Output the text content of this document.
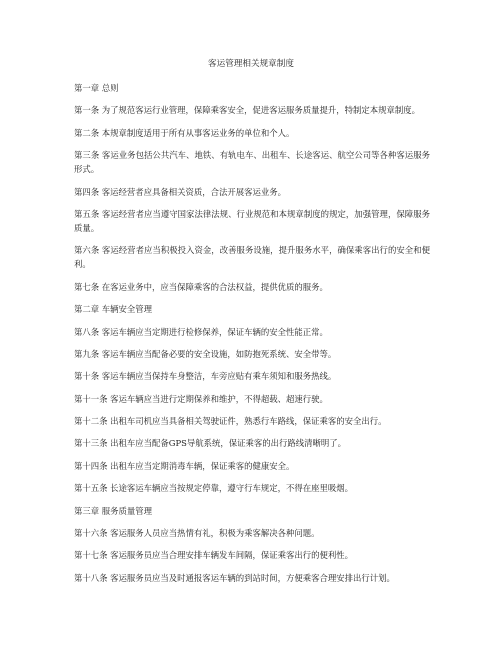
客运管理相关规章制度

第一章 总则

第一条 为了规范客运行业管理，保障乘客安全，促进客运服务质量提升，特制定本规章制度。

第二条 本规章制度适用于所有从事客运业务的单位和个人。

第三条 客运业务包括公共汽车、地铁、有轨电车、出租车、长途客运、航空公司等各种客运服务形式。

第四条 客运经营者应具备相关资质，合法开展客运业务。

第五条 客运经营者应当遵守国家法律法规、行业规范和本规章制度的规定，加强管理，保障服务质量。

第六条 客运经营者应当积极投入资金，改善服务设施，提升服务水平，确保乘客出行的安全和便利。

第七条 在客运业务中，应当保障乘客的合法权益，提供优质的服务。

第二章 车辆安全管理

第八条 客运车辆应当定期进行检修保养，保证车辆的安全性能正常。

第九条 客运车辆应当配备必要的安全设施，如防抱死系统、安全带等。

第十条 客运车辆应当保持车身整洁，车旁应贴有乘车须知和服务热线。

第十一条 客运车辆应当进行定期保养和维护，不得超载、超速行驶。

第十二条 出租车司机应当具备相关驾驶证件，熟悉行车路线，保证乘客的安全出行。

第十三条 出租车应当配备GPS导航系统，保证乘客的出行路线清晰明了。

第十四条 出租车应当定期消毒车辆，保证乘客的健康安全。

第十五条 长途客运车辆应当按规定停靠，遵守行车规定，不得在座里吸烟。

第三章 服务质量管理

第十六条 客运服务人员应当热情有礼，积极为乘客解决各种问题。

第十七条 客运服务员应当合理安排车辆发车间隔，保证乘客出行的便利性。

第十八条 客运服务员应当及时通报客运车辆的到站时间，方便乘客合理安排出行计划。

====

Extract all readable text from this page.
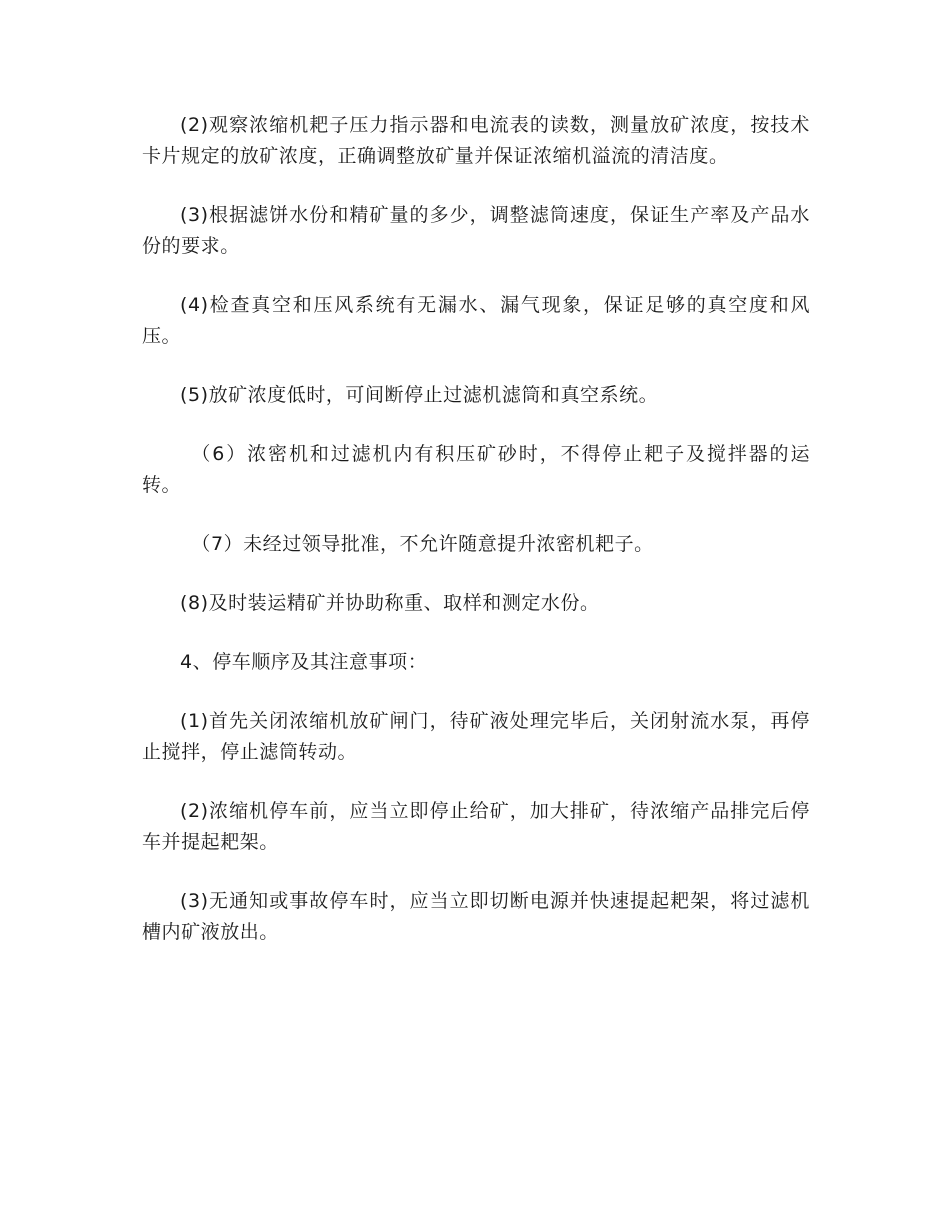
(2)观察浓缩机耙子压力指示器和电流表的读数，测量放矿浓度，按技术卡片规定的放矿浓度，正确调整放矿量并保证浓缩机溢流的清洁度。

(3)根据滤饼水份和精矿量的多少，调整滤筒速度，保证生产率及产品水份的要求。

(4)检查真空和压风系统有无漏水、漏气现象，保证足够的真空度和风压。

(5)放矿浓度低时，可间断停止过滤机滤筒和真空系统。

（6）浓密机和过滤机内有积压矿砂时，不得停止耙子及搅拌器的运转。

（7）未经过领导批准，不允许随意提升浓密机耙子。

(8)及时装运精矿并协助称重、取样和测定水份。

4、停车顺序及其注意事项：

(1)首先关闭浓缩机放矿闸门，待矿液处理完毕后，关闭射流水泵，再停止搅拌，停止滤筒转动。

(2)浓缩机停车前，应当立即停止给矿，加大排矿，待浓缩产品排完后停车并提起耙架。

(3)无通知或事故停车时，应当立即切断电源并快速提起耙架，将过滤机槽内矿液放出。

====

Using the listing above, gather each line that holds the string "this" and copy it.

| Result |
Output the text content of this document.
Extract all readable text from this page.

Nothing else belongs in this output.